* [WHAT YOU ARE ASKED TO DO] Retype the records below exactly as they appear, but leave out any pictures.
[START MATERIAL SHOWN]
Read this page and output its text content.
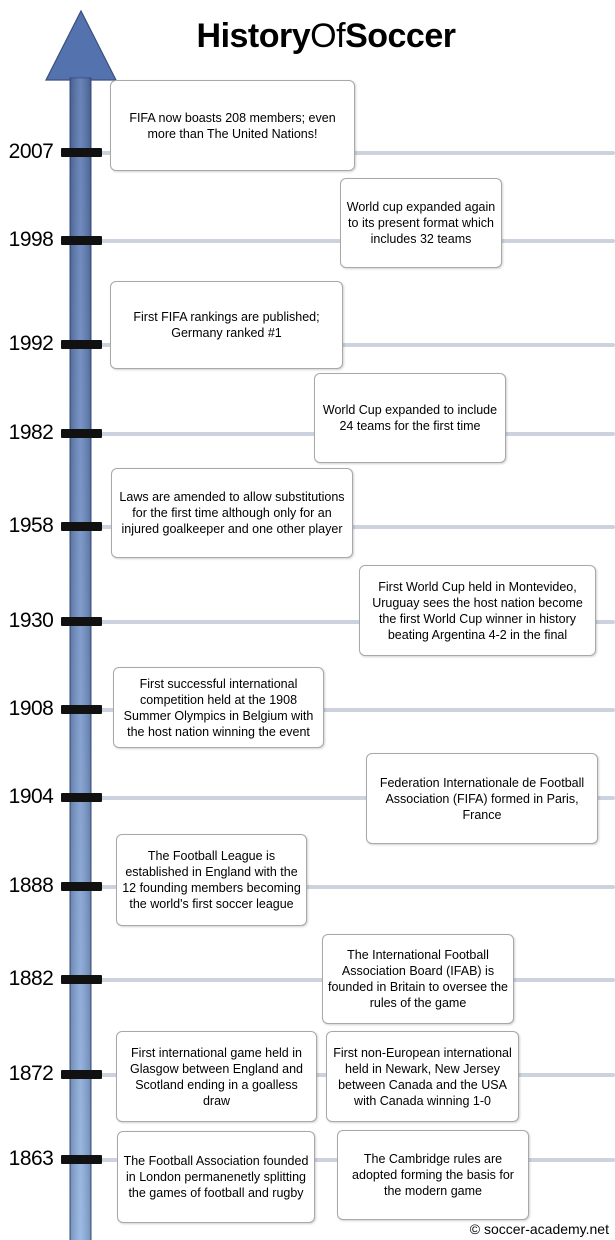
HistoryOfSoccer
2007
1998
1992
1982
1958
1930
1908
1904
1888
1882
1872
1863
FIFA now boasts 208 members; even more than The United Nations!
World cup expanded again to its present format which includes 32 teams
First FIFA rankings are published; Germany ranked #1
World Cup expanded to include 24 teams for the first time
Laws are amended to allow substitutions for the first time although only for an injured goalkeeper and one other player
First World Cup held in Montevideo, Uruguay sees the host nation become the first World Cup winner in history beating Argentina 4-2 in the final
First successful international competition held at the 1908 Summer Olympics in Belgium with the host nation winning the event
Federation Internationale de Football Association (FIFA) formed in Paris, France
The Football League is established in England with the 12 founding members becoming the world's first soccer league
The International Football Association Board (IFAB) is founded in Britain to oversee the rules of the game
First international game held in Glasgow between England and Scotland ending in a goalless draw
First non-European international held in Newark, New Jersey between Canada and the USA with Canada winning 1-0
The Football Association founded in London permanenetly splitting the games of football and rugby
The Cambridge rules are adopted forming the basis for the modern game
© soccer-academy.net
[END MATERIAL SHOWN]
* [IN RESPONSE]
Read this page and output its text content.
HistoryOfSoccer
2007
1998
1992
1982
1958
1930
1908
1904
1888
1882
1872
1863
FIFA now boasts 208 members; even more than The United Nations!
World cup expanded again to its present format which includes 32 teams
First FIFA rankings are published; Germany ranked #1
World Cup expanded to include 24 teams for the first time
Laws are amended to allow substitutions for the first time although only for an injured goalkeeper and one other player
First World Cup held in Montevideo, Uruguay sees the host nation become the first World Cup winner in history beating Argentina 4-2 in the final
First successful international competition held at the 1908 Summer Olympics in Belgium with the host nation winning the event
Federation Internationale de Football Association (FIFA) formed in Paris, France
The Football League is established in England with the 12 founding members becoming the world's first soccer league
The International Football Association Board (IFAB) is founded in Britain to oversee the rules of the game
First international game held in Glasgow between England and Scotland ending in a goalless draw
First non-European international held in Newark, New Jersey between Canada and the USA with Canada winning 1-0
The Football Association founded in London permanenetly splitting the games of football and rugby
The Cambridge rules are adopted forming the basis for the modern game
© soccer-academy.net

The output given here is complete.